WORK TO DO:
Where the word "this" occurs in a line, return that line.

GIVEN INFORMATION:

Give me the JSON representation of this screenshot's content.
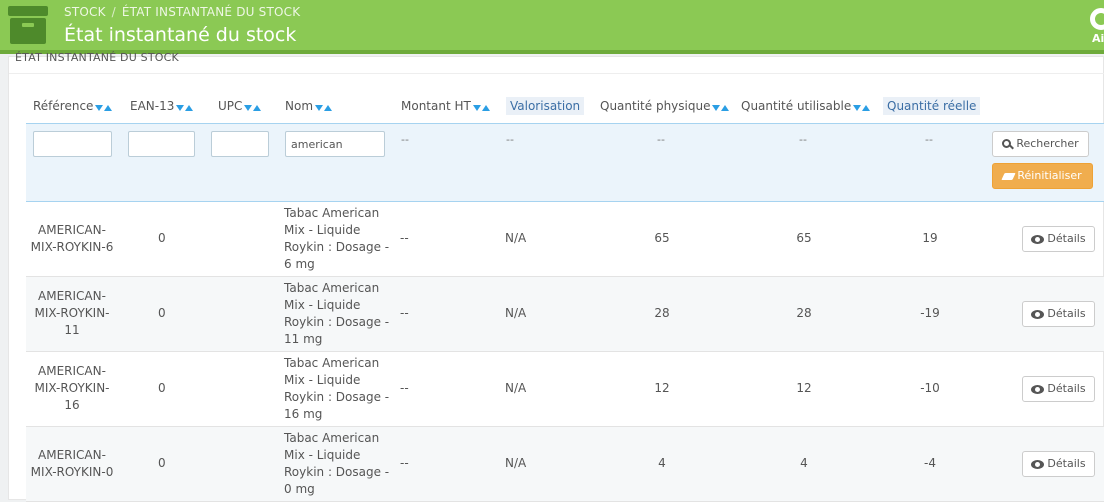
{
  "header": {
    "breadcrumb": [
      "STOCK",
      "ÉTAT INSTANTANÉ DU STOCK"
    ],
    "breadcrumb_separator": "/",
    "title": "État instantané du stock",
    "help_label": "Ai",
    "colors": {
      "bar": "#8bc954",
      "stripe": "#6eab3b",
      "icon": "#4e8a2b"
    }
  },
  "panel": {
    "heading": "ÉTAT INSTANTANÉ DU STOCK"
  },
  "columns": [
    {
      "label": "Référence",
      "sortable": true
    },
    {
      "label": "EAN-13",
      "sortable": true
    },
    {
      "label": "UPC",
      "sortable": true
    },
    {
      "label": "Nom",
      "sortable": true
    },
    {
      "label": "Montant HT",
      "sortable": true
    },
    {
      "label": "Valorisation",
      "sortable": false,
      "highlighted": true
    },
    {
      "label": "Quantité physique",
      "sortable": true
    },
    {
      "label": "Quantité utilisable",
      "sortable": true
    },
    {
      "label": "Quantité réelle",
      "sortable": false,
      "highlighted": true
    }
  ],
  "filters": {
    "reference": "",
    "ean13": "",
    "upc": "",
    "name": "american",
    "placeholder_dash": "--",
    "search_label": "Rechercher",
    "reset_label": "Réinitialiser"
  },
  "rows": [
    {
      "reference": [
        "AMERICAN-",
        "MIX-ROYKIN-6"
      ],
      "ean13": "0",
      "upc": "",
      "name": [
        "Tabac American",
        "Mix - Liquide",
        "Roykin : Dosage -",
        "6 mg"
      ],
      "amount": "--",
      "valuation": "N/A",
      "physical": "65",
      "usable": "65",
      "real": "19",
      "details_label": "Détails"
    },
    {
      "reference": [
        "AMERICAN-",
        "MIX-ROYKIN-",
        "11"
      ],
      "ean13": "0",
      "upc": "",
      "name": [
        "Tabac American",
        "Mix - Liquide",
        "Roykin : Dosage -",
        "11 mg"
      ],
      "amount": "--",
      "valuation": "N/A",
      "physical": "28",
      "usable": "28",
      "real": "-19",
      "details_label": "Détails"
    },
    {
      "reference": [
        "AMERICAN-",
        "MIX-ROYKIN-",
        "16"
      ],
      "ean13": "0",
      "upc": "",
      "name": [
        "Tabac American",
        "Mix - Liquide",
        "Roykin : Dosage -",
        "16 mg"
      ],
      "amount": "--",
      "valuation": "N/A",
      "physical": "12",
      "usable": "12",
      "real": "-10",
      "details_label": "Détails"
    },
    {
      "reference": [
        "AMERICAN-",
        "MIX-ROYKIN-0"
      ],
      "ean13": "0",
      "upc": "",
      "name": [
        "Tabac American",
        "Mix - Liquide",
        "Roykin : Dosage -",
        "0 mg"
      ],
      "amount": "--",
      "valuation": "N/A",
      "physical": "4",
      "usable": "4",
      "real": "-4",
      "details_label": "Détails"
    }
  ]
}
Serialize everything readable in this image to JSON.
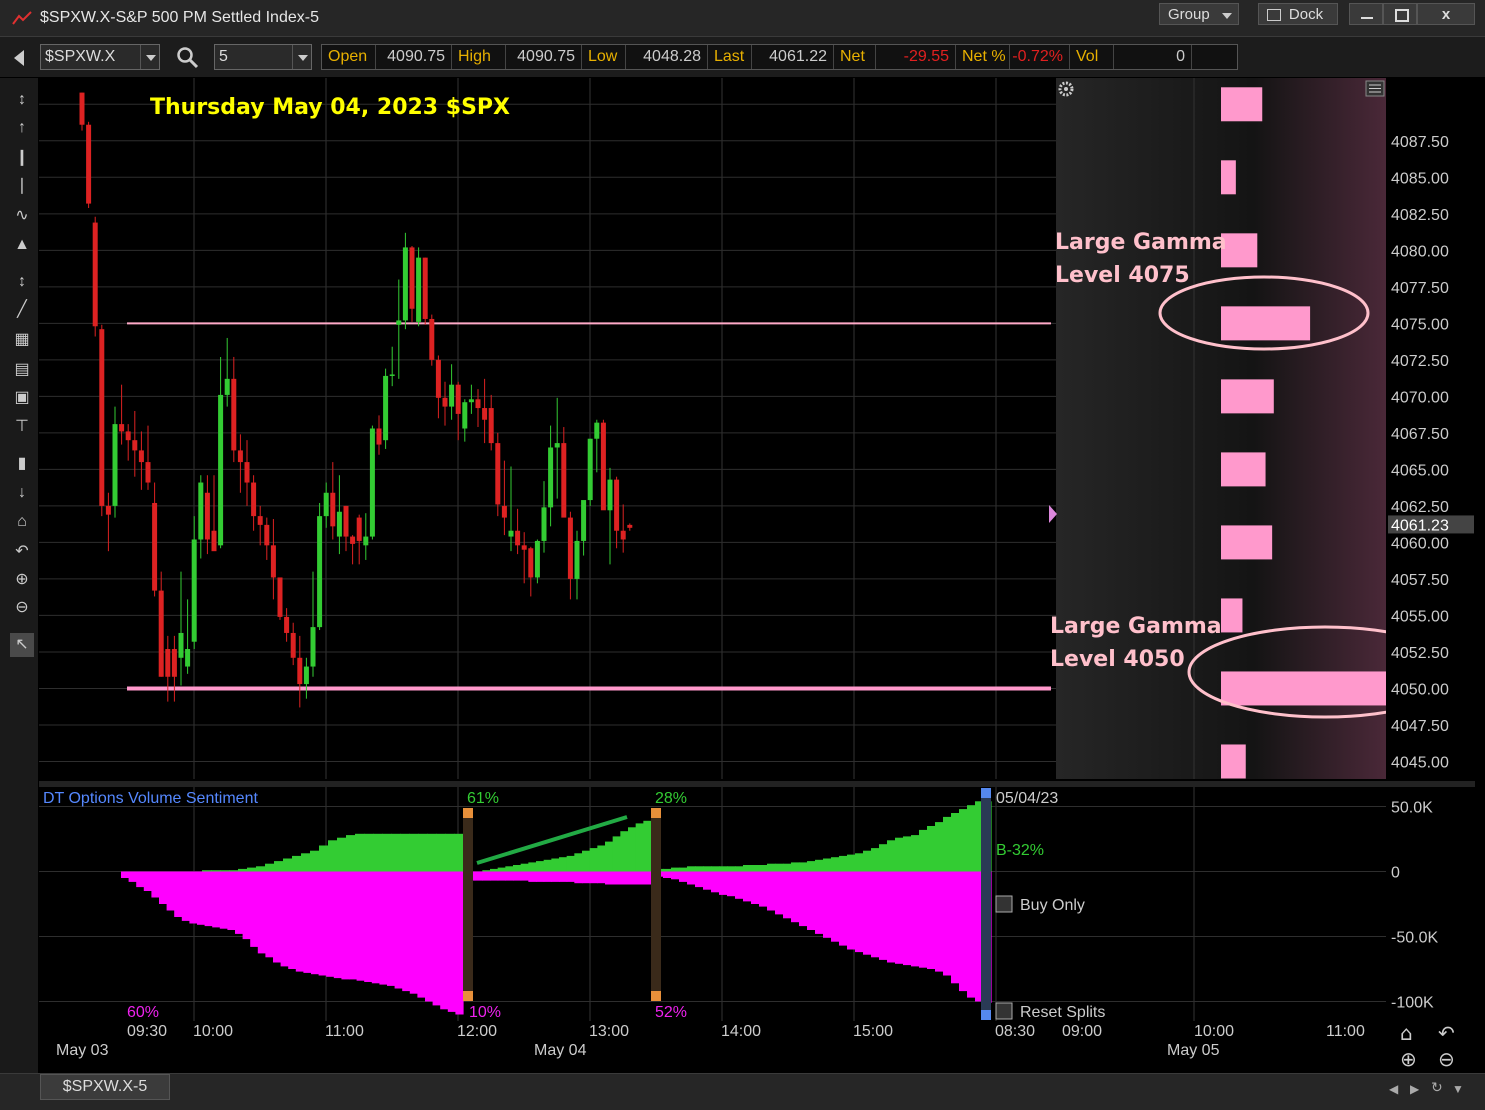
{
  "window": {
    "title": "$SPXW.X-S&P 500 PM Settled Index-5",
    "group_label": "Group",
    "dock_label": "Dock",
    "min_icon": "minimize-icon",
    "max_icon": "maximize-icon",
    "close_label": "x"
  },
  "toolbar": {
    "symbol": "$SPXW.X",
    "interval": "5",
    "quote": [
      {
        "label": "Open",
        "value": "4090.75",
        "neg": false
      },
      {
        "label": "High",
        "value": "4090.75",
        "neg": false
      },
      {
        "label": "Low",
        "value": "4048.28",
        "neg": false
      },
      {
        "label": "Last",
        "value": "4061.22",
        "neg": false
      },
      {
        "label": "Net",
        "value": "-29.55",
        "neg": true
      },
      {
        "label": "Net %",
        "value": "-0.72%",
        "neg": true
      },
      {
        "label": "Vol",
        "value": "0",
        "neg": false
      }
    ]
  },
  "annotations": {
    "heading": "Thursday May 04, 2023  $SPX",
    "gamma_upper_line1": "Large Gamma",
    "gamma_upper_line2": "Level 4075",
    "gamma_lower_line1": "Large Gamma",
    "gamma_lower_line2": "Level 4050"
  },
  "lower_panel": {
    "title": "DT Options Volume Sentiment",
    "date_label": "05/04/23",
    "b_label": "B-32%",
    "buy_only_label": "Buy Only",
    "reset_label": "Reset Splits",
    "pct_labels": [
      {
        "text": "61%",
        "color": "#33cc33",
        "pos": "top"
      },
      {
        "text": "28%",
        "color": "#33cc33",
        "pos": "top"
      },
      {
        "text": "60%",
        "color": "#ee22ee",
        "pos": "bottom"
      },
      {
        "text": "10%",
        "color": "#ee22ee",
        "pos": "bottom"
      },
      {
        "text": "52%",
        "color": "#ee22ee",
        "pos": "bottom"
      }
    ],
    "y_ticks": [
      "50.0K",
      "0",
      "-50.0K",
      "-100K"
    ]
  },
  "time_axis": {
    "time_labels": [
      "09:30",
      "10:00",
      "11:00",
      "12:00",
      "13:00",
      "14:00",
      "15:00",
      "08:30",
      "09:00",
      "10:00",
      "11:00"
    ],
    "date_labels": [
      "May 03",
      "May 04",
      "May 05"
    ]
  },
  "status": {
    "tab_label": "$SPXW.X-5"
  },
  "chart_data": [
    {
      "type": "candlestick",
      "y_ticks": [
        "4087.50",
        "4085.00",
        "4082.50",
        "4080.00",
        "4077.50",
        "4075.00",
        "4072.50",
        "4070.00",
        "4067.50",
        "4065.00",
        "4062.50",
        "4060.00",
        "4057.50",
        "4055.00",
        "4052.50",
        "4050.00",
        "4047.50",
        "4045.00"
      ],
      "ylim": [
        4043.8,
        4091.8
      ],
      "last_price": "4061.23",
      "levels": [
        {
          "value": 4075.0,
          "color": "#ffaac8"
        },
        {
          "value": 4050.0,
          "color": "#ff99cc"
        }
      ],
      "candles": [
        [
          4090.8,
          4090.8,
          4088.2,
          4088.6
        ],
        [
          4088.6,
          4088.8,
          4082.9,
          4083.2
        ],
        [
          4081.9,
          4082.3,
          4074.1,
          4074.8
        ],
        [
          4074.6,
          4074.9,
          4061.8,
          4062.5
        ],
        [
          4062.5,
          4063.4,
          4059.4,
          4061.9
        ],
        [
          4062.5,
          4069.3,
          4061.7,
          4068.1
        ],
        [
          4068.1,
          4070.8,
          4066.7,
          4067.6
        ],
        [
          4067.6,
          4068.1,
          4065.6,
          4067.0
        ],
        [
          4067.0,
          4069.0,
          4064.5,
          4066.3
        ],
        [
          4066.3,
          4067.6,
          4063.6,
          4065.5
        ],
        [
          4065.5,
          4068.0,
          4063.6,
          4064.1
        ],
        [
          4062.7,
          4064.1,
          4056.3,
          4056.7
        ],
        [
          4056.7,
          4058.0,
          4050.8,
          4050.8
        ],
        [
          4052.7,
          4053.6,
          4049.1,
          4050.8
        ],
        [
          4052.7,
          4053.6,
          4049.1,
          4050.8
        ],
        [
          4052.1,
          4058.0,
          4050.2,
          4053.8
        ],
        [
          4051.5,
          4056.1,
          4051.0,
          4052.7
        ],
        [
          4053.2,
          4061.8,
          4052.7,
          4060.2
        ],
        [
          4060.2,
          4064.6,
          4058.9,
          4064.1
        ],
        [
          4063.4,
          4064.6,
          4059.2,
          4060.2
        ],
        [
          4060.8,
          4064.6,
          4059.8,
          4059.4
        ],
        [
          4059.8,
          4072.7,
          4059.6,
          4070.1
        ],
        [
          4070.1,
          4074.0,
          4069.3,
          4071.2
        ],
        [
          4071.2,
          4072.7,
          4065.5,
          4066.3
        ],
        [
          4066.3,
          4067.4,
          4063.4,
          4065.5
        ],
        [
          4065.5,
          4067.0,
          4062.5,
          4064.1
        ],
        [
          4064.1,
          4064.6,
          4060.8,
          4061.8
        ],
        [
          4061.8,
          4062.5,
          4059.8,
          4061.2
        ],
        [
          4061.2,
          4061.7,
          4058.8,
          4059.8
        ],
        [
          4059.8,
          4061.6,
          4056.1,
          4057.6
        ],
        [
          4057.6,
          4057.6,
          4054.7,
          4054.9
        ],
        [
          4054.9,
          4055.5,
          4053.2,
          4053.8
        ],
        [
          4053.8,
          4054.5,
          4051.6,
          4052.1
        ],
        [
          4052.1,
          4053.6,
          4048.7,
          4050.3
        ],
        [
          4050.3,
          4052.1,
          4049.3,
          4051.5
        ],
        [
          4051.5,
          4058.0,
          4050.8,
          4054.2
        ],
        [
          4054.2,
          4062.7,
          4054.0,
          4061.8
        ],
        [
          4061.8,
          4064.1,
          4061.0,
          4063.4
        ],
        [
          4063.4,
          4065.5,
          4060.2,
          4061.1
        ],
        [
          4060.4,
          4064.6,
          4059.2,
          4062.1
        ],
        [
          4062.5,
          4062.5,
          4059.4,
          4060.4
        ],
        [
          4060.4,
          4060.5,
          4058.5,
          4059.9
        ],
        [
          4061.7,
          4061.9,
          4058.5,
          4060.1
        ],
        [
          4059.8,
          4062.0,
          4058.8,
          4060.4
        ],
        [
          4060.4,
          4068.0,
          4060.2,
          4067.8
        ],
        [
          4067.8,
          4068.7,
          4066.0,
          4066.7
        ],
        [
          4067.0,
          4071.9,
          4066.4,
          4071.4
        ],
        [
          4071.4,
          4073.4,
          4070.7,
          4071.5
        ],
        [
          4074.9,
          4078.0,
          4071.2,
          4075.2
        ],
        [
          4075.2,
          4081.2,
          4074.6,
          4080.2
        ],
        [
          4080.2,
          4080.3,
          4075.1,
          4076.0
        ],
        [
          4075.1,
          4080.2,
          4074.8,
          4079.5
        ],
        [
          4079.5,
          4079.5,
          4074.9,
          4075.3
        ],
        [
          4075.3,
          4075.6,
          4072.1,
          4072.5
        ],
        [
          4072.5,
          4072.8,
          4068.5,
          4069.9
        ],
        [
          4069.9,
          4071.0,
          4068.0,
          4069.3
        ],
        [
          4069.3,
          4072.2,
          4068.4,
          4070.8
        ],
        [
          4070.8,
          4071.0,
          4067.0,
          4068.8
        ],
        [
          4067.8,
          4069.8,
          4066.9,
          4069.6
        ],
        [
          4069.6,
          4070.8,
          4068.8,
          4069.8
        ],
        [
          4069.8,
          4070.5,
          4067.9,
          4069.2
        ],
        [
          4069.2,
          4071.2,
          4066.8,
          4068.4
        ],
        [
          4069.2,
          4070.1,
          4066.3,
          4066.8
        ],
        [
          4066.8,
          4067.5,
          4061.8,
          4062.6
        ],
        [
          4062.5,
          4065.6,
          4060.5,
          4061.7
        ],
        [
          4060.4,
          4065.2,
          4059.4,
          4060.8
        ],
        [
          4060.8,
          4062.3,
          4059.2,
          4059.8
        ],
        [
          4059.8,
          4060.7,
          4057.2,
          4059.5
        ],
        [
          4059.6,
          4059.7,
          4056.3,
          4057.6
        ],
        [
          4057.6,
          4060.2,
          4057.2,
          4060.1
        ],
        [
          4060.1,
          4064.2,
          4059.3,
          4062.4
        ],
        [
          4062.4,
          4068.0,
          4061.1,
          4066.5
        ],
        [
          4066.5,
          4069.9,
          4063.0,
          4066.8
        ],
        [
          4066.8,
          4067.9,
          4061.8,
          4061.7
        ],
        [
          4061.7,
          4062.1,
          4056.1,
          4057.5
        ],
        [
          4057.5,
          4060.8,
          4056.1,
          4060.1
        ],
        [
          4060.1,
          4061.7,
          4059.1,
          4062.9
        ],
        [
          4062.9,
          4067.1,
          4062.5,
          4067.1
        ],
        [
          4067.1,
          4068.4,
          4064.8,
          4068.2
        ],
        [
          4068.2,
          4068.4,
          4062.5,
          4062.2
        ],
        [
          4062.2,
          4065.1,
          4058.5,
          4064.3
        ],
        [
          4064.3,
          4064.5,
          4059.6,
          4060.8
        ],
        [
          4060.8,
          4062.6,
          4059.3,
          4060.2
        ],
        [
          4061.2,
          4061.3,
          4060.8,
          4061.0
        ]
      ],
      "gamma_profile": [
        {
          "level": 4090.0,
          "value": 0.25
        },
        {
          "level": 4085.0,
          "value": 0.09
        },
        {
          "level": 4080.0,
          "value": 0.22
        },
        {
          "level": 4075.0,
          "value": 0.54
        },
        {
          "level": 4070.0,
          "value": 0.32
        },
        {
          "level": 4065.0,
          "value": 0.27
        },
        {
          "level": 4060.0,
          "value": 0.31
        },
        {
          "level": 4055.0,
          "value": 0.13
        },
        {
          "level": 4050.0,
          "value": 1.0
        },
        {
          "level": 4045.0,
          "value": 0.15
        }
      ]
    },
    {
      "type": "area",
      "title": "DT Options Volume Sentiment",
      "ylim": [
        -115000,
        65000
      ],
      "y_ticks": [
        50000,
        0,
        -50000,
        -100000
      ],
      "series": [
        {
          "color": "#33cc33",
          "segments": [
            [
              0,
              0,
              0,
              0,
              0,
              0,
              0,
              0,
              0,
              1000,
              1000,
              1000,
              1000,
              2000,
              3000,
              4000,
              6000,
              8000,
              10000,
              12000,
              14000,
              16000,
              20000,
              24000,
              26000,
              28000,
              29000,
              29000,
              29000,
              29000,
              29000,
              29000,
              29000,
              29000,
              29000,
              29000,
              29000,
              29000
            ],
            [
              0,
              0,
              1000,
              2000,
              3000,
              4000,
              5000,
              6000,
              7000,
              8000,
              9000,
              10000,
              11000,
              12000,
              14000,
              16000,
              18000,
              20000,
              23000,
              27000,
              31000,
              34000,
              37000,
              39000
            ],
            [
              2000,
              2000,
              3000,
              3000,
              4000,
              4000,
              4000,
              4000,
              4000,
              4000,
              4000,
              5000,
              5000,
              5000,
              6000,
              6000,
              6000,
              7000,
              7000,
              8000,
              9000,
              10000,
              11000,
              12000,
              13000,
              14000,
              16000,
              18000,
              21000,
              24000,
              26000,
              27000,
              28000,
              32000,
              35000,
              38000,
              42000,
              45000,
              48000,
              51000,
              54000,
              54000
            ]
          ]
        },
        {
          "color": "#ff00ff",
          "segments": [
            [
              -5000,
              -8000,
              -12000,
              -15000,
              -20000,
              -25000,
              -30000,
              -35000,
              -38000,
              -40000,
              -41000,
              -42000,
              -43000,
              -44000,
              -45000,
              -48000,
              -52000,
              -58000,
              -63000,
              -66000,
              -70000,
              -73000,
              -75000,
              -77000,
              -78000,
              -79000,
              -80000,
              -81000,
              -82000,
              -83000,
              -83000,
              -84000,
              -85000,
              -86000,
              -87000,
              -88000,
              -90000,
              -92000,
              -94000,
              -97000,
              -100000,
              -103000,
              -106000,
              -108000,
              -110000
            ],
            [
              -7000,
              -7000,
              -7000,
              -7000,
              -7000,
              -7000,
              -7000,
              -7000,
              -8000,
              -8000,
              -8000,
              -8000,
              -8000,
              -8000,
              -9000,
              -9000,
              -9000,
              -9000,
              -10000,
              -10000,
              -10000,
              -10000,
              -10000,
              -10000
            ],
            [
              -4000,
              -5000,
              -6000,
              -8000,
              -10000,
              -12000,
              -14000,
              -16000,
              -18000,
              -19000,
              -21000,
              -23000,
              -25000,
              -27000,
              -30000,
              -33000,
              -36000,
              -39000,
              -42000,
              -45000,
              -48000,
              -51000,
              -54000,
              -57000,
              -60000,
              -62000,
              -64000,
              -66000,
              -68000,
              -70000,
              -71000,
              -72000,
              -73000,
              -74000,
              -75000,
              -77000,
              -80000,
              -86000,
              -92000,
              -97000,
              -100000,
              -101000
            ]
          ]
        }
      ]
    }
  ]
}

TASK SOLUTION:
Give me the JSON representation of this screenshot's content.
Serialize everything readable in this image to JSON.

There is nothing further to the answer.